The request: Without including any images, reproduce each entry exactly.

Records to use:
....
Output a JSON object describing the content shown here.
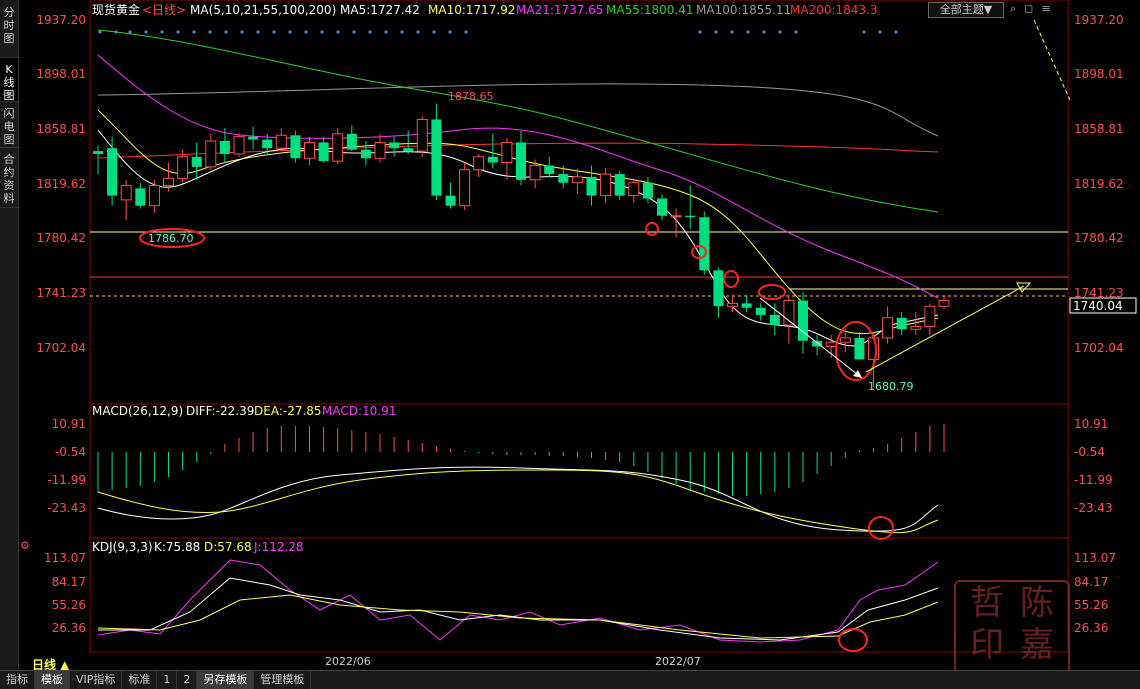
{
  "left_tabs": [
    "分时图",
    "K线图",
    "闪电图",
    "合约资料"
  ],
  "header": {
    "title": "现货黄金",
    "period": "<日线>",
    "ma_label": "MA(5,10,21,55,100,200)",
    "ma5": "MA5:1727.42",
    "ma10": "MA10:1717.92",
    "ma21": "MA21:1737.65",
    "ma55": "MA55:1800.41",
    "ma100": "MA100:1855.11",
    "ma200": "MA200:1843.3"
  },
  "theme_button": "全部主题▼",
  "price_axis": [
    "1937.20",
    "1898.01",
    "1858.81",
    "1819.62",
    "1780.42",
    "1741.23",
    "1702.04"
  ],
  "current_price": "1740.04",
  "annotations": {
    "high": "1878.65",
    "support": "1786.70",
    "low": "1680.79"
  },
  "macd": {
    "header": "MACD(26,12,9)",
    "diff": "DIFF:-22.39",
    "dea": "DEA:-27.85",
    "macd": "MACD:10.91",
    "axis": [
      "10.91",
      "-0.54",
      "-11.99",
      "-23.43"
    ]
  },
  "kdj": {
    "header": "KDJ(9,3,3)",
    "k": "K:75.88",
    "d": "D:57.68",
    "j": "J:112.28",
    "axis": [
      "113.07",
      "84.17",
      "55.26",
      "26.36"
    ]
  },
  "dates": [
    "2022/06",
    "2022/07"
  ],
  "period_label": "日线 ▲",
  "bottom_tabs": [
    "指标",
    "模板",
    "VIP指标",
    "标准",
    "1",
    "2",
    "另存模板",
    "管理模板"
  ],
  "watermark": [
    "哲",
    "陈",
    "印",
    "嘉"
  ],
  "colors": {
    "up": "#ff4d4d",
    "down": "#00e080",
    "ma5": "#ffffff",
    "ma10": "#ffff55",
    "ma21": "#ff33ff",
    "ma55": "#33cc33",
    "ma100": "#9a9a9a",
    "ma200": "#ff3333"
  },
  "chart_data": {
    "type": "candlestick",
    "ylim": [
      1670,
      1937.2
    ],
    "candles": [
      [
        1846,
        1850,
        1830,
        1844
      ],
      [
        1848,
        1856,
        1808,
        1815
      ],
      [
        1812,
        1826,
        1798,
        1822
      ],
      [
        1820,
        1824,
        1806,
        1808
      ],
      [
        1808,
        1826,
        1803,
        1822
      ],
      [
        1822,
        1838,
        1818,
        1827
      ],
      [
        1827,
        1847,
        1824,
        1842
      ],
      [
        1842,
        1852,
        1826,
        1835
      ],
      [
        1835,
        1858,
        1833,
        1853
      ],
      [
        1853,
        1862,
        1838,
        1844
      ],
      [
        1844,
        1858,
        1842,
        1856
      ],
      [
        1856,
        1863,
        1847,
        1854
      ],
      [
        1854,
        1858,
        1843,
        1848
      ],
      [
        1848,
        1862,
        1846,
        1857
      ],
      [
        1857,
        1860,
        1838,
        1841
      ],
      [
        1841,
        1856,
        1836,
        1852
      ],
      [
        1852,
        1856,
        1838,
        1839
      ],
      [
        1839,
        1862,
        1837,
        1858
      ],
      [
        1858,
        1864,
        1846,
        1847
      ],
      [
        1847,
        1853,
        1836,
        1841
      ],
      [
        1841,
        1858,
        1838,
        1852
      ],
      [
        1852,
        1856,
        1842,
        1848
      ],
      [
        1848,
        1860,
        1844,
        1846
      ],
      [
        1846,
        1870,
        1842,
        1868
      ],
      [
        1868,
        1879,
        1812,
        1815
      ],
      [
        1815,
        1824,
        1806,
        1808
      ],
      [
        1808,
        1838,
        1805,
        1833
      ],
      [
        1833,
        1844,
        1828,
        1842
      ],
      [
        1842,
        1858,
        1834,
        1838
      ],
      [
        1838,
        1855,
        1826,
        1852
      ],
      [
        1852,
        1860,
        1822,
        1826
      ],
      [
        1826,
        1840,
        1820,
        1836
      ],
      [
        1836,
        1842,
        1828,
        1830
      ],
      [
        1830,
        1836,
        1820,
        1824
      ],
      [
        1824,
        1834,
        1816,
        1828
      ],
      [
        1828,
        1836,
        1808,
        1815
      ],
      [
        1815,
        1834,
        1810,
        1830
      ],
      [
        1830,
        1832,
        1812,
        1815
      ],
      [
        1815,
        1826,
        1810,
        1824
      ],
      [
        1824,
        1828,
        1810,
        1813
      ],
      [
        1813,
        1816,
        1798,
        1801
      ],
      [
        1801,
        1806,
        1786,
        1801
      ],
      [
        1801,
        1822,
        1792,
        1800
      ],
      [
        1800,
        1804,
        1760,
        1763
      ],
      [
        1763,
        1765,
        1730,
        1738
      ],
      [
        1738,
        1746,
        1734,
        1740
      ],
      [
        1740,
        1746,
        1734,
        1737
      ],
      [
        1737,
        1740,
        1728,
        1732
      ],
      [
        1732,
        1740,
        1718,
        1725
      ],
      [
        1725,
        1746,
        1712,
        1742
      ],
      [
        1742,
        1748,
        1705,
        1714
      ],
      [
        1714,
        1718,
        1704,
        1710
      ],
      [
        1710,
        1718,
        1702,
        1713
      ],
      [
        1713,
        1722,
        1706,
        1716
      ],
      [
        1716,
        1720,
        1706,
        1701
      ],
      [
        1701,
        1720,
        1682,
        1716
      ],
      [
        1716,
        1738,
        1712,
        1730
      ],
      [
        1730,
        1734,
        1718,
        1722
      ],
      [
        1722,
        1734,
        1718,
        1724
      ],
      [
        1724,
        1740,
        1718,
        1738
      ],
      [
        1738,
        1745,
        1736,
        1742
      ]
    ]
  }
}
....
Solved exercise:
Output a JSON object describing the content shown here.
{
  "left_tabs": [
    "分时图",
    "K线图",
    "闪电图",
    "合约资料"
  ],
  "header": {
    "title": "现货黄金",
    "period": "<日线>",
    "ma_label": "MA(5,10,21,55,100,200)",
    "ma5": "MA5:1727.42",
    "ma10": "MA10:1717.92",
    "ma21": "MA21:1737.65",
    "ma55": "MA55:1800.41",
    "ma100": "MA100:1855.11",
    "ma200": "MA200:1843.3"
  },
  "theme_button": "全部主题▼",
  "price_axis": [
    "1937.20",
    "1898.01",
    "1858.81",
    "1819.62",
    "1780.42",
    "1741.23",
    "1702.04"
  ],
  "current_price": "1740.04",
  "annotations": {
    "high": "1878.65",
    "support": "1786.70",
    "low": "1680.79"
  },
  "macd": {
    "header": "MACD(26,12,9)",
    "diff": "DIFF:-22.39",
    "dea": "DEA:-27.85",
    "macd": "MACD:10.91",
    "axis": [
      "10.91",
      "-0.54",
      "-11.99",
      "-23.43"
    ]
  },
  "kdj": {
    "header": "KDJ(9,3,3)",
    "k": "K:75.88",
    "d": "D:57.68",
    "j": "J:112.28",
    "axis": [
      "113.07",
      "84.17",
      "55.26",
      "26.36"
    ]
  },
  "dates": [
    "2022/06",
    "2022/07"
  ],
  "period_label": "日线 ▲",
  "bottom_tabs": [
    "指标",
    "模板",
    "VIP指标",
    "标准",
    "1",
    "2",
    "另存模板",
    "管理模板"
  ],
  "watermark": [
    "哲",
    "陈",
    "印",
    "嘉"
  ],
  "colors": {
    "up": "#ff4d4d",
    "down": "#00e080",
    "ma5": "#ffffff",
    "ma10": "#ffff55",
    "ma21": "#ff33ff",
    "ma55": "#33cc33",
    "ma100": "#9a9a9a",
    "ma200": "#ff3333"
  },
  "chart_data": {
    "type": "candlestick",
    "ylim": [
      1670,
      1937.2
    ],
    "candles": [
      [
        1846,
        1850,
        1830,
        1844
      ],
      [
        1848,
        1856,
        1808,
        1815
      ],
      [
        1812,
        1826,
        1798,
        1822
      ],
      [
        1820,
        1824,
        1806,
        1808
      ],
      [
        1808,
        1826,
        1803,
        1822
      ],
      [
        1822,
        1838,
        1818,
        1827
      ],
      [
        1827,
        1847,
        1824,
        1842
      ],
      [
        1842,
        1852,
        1826,
        1835
      ],
      [
        1835,
        1858,
        1833,
        1853
      ],
      [
        1853,
        1862,
        1838,
        1844
      ],
      [
        1844,
        1858,
        1842,
        1856
      ],
      [
        1856,
        1863,
        1847,
        1854
      ],
      [
        1854,
        1858,
        1843,
        1848
      ],
      [
        1848,
        1862,
        1846,
        1857
      ],
      [
        1857,
        1860,
        1838,
        1841
      ],
      [
        1841,
        1856,
        1836,
        1852
      ],
      [
        1852,
        1856,
        1838,
        1839
      ],
      [
        1839,
        1862,
        1837,
        1858
      ],
      [
        1858,
        1864,
        1846,
        1847
      ],
      [
        1847,
        1853,
        1836,
        1841
      ],
      [
        1841,
        1858,
        1838,
        1852
      ],
      [
        1852,
        1856,
        1842,
        1848
      ],
      [
        1848,
        1860,
        1844,
        1846
      ],
      [
        1846,
        1870,
        1842,
        1868
      ],
      [
        1868,
        1879,
        1812,
        1815
      ],
      [
        1815,
        1824,
        1806,
        1808
      ],
      [
        1808,
        1838,
        1805,
        1833
      ],
      [
        1833,
        1844,
        1828,
        1842
      ],
      [
        1842,
        1858,
        1834,
        1838
      ],
      [
        1838,
        1855,
        1826,
        1852
      ],
      [
        1852,
        1860,
        1822,
        1826
      ],
      [
        1826,
        1840,
        1820,
        1836
      ],
      [
        1836,
        1842,
        1828,
        1830
      ],
      [
        1830,
        1836,
        1820,
        1824
      ],
      [
        1824,
        1834,
        1816,
        1828
      ],
      [
        1828,
        1836,
        1808,
        1815
      ],
      [
        1815,
        1834,
        1810,
        1830
      ],
      [
        1830,
        1832,
        1812,
        1815
      ],
      [
        1815,
        1826,
        1810,
        1824
      ],
      [
        1824,
        1828,
        1810,
        1813
      ],
      [
        1813,
        1816,
        1798,
        1801
      ],
      [
        1801,
        1806,
        1786,
        1801
      ],
      [
        1801,
        1822,
        1792,
        1800
      ],
      [
        1800,
        1804,
        1760,
        1763
      ],
      [
        1763,
        1765,
        1730,
        1738
      ],
      [
        1738,
        1746,
        1734,
        1740
      ],
      [
        1740,
        1746,
        1734,
        1737
      ],
      [
        1737,
        1740,
        1728,
        1732
      ],
      [
        1732,
        1740,
        1718,
        1725
      ],
      [
        1725,
        1746,
        1712,
        1742
      ],
      [
        1742,
        1748,
        1705,
        1714
      ],
      [
        1714,
        1718,
        1704,
        1710
      ],
      [
        1710,
        1718,
        1702,
        1713
      ],
      [
        1713,
        1722,
        1706,
        1716
      ],
      [
        1716,
        1720,
        1706,
        1701
      ],
      [
        1701,
        1720,
        1682,
        1716
      ],
      [
        1716,
        1738,
        1712,
        1730
      ],
      [
        1730,
        1734,
        1718,
        1722
      ],
      [
        1722,
        1734,
        1718,
        1724
      ],
      [
        1724,
        1740,
        1718,
        1738
      ],
      [
        1738,
        1745,
        1736,
        1742
      ]
    ]
  }
}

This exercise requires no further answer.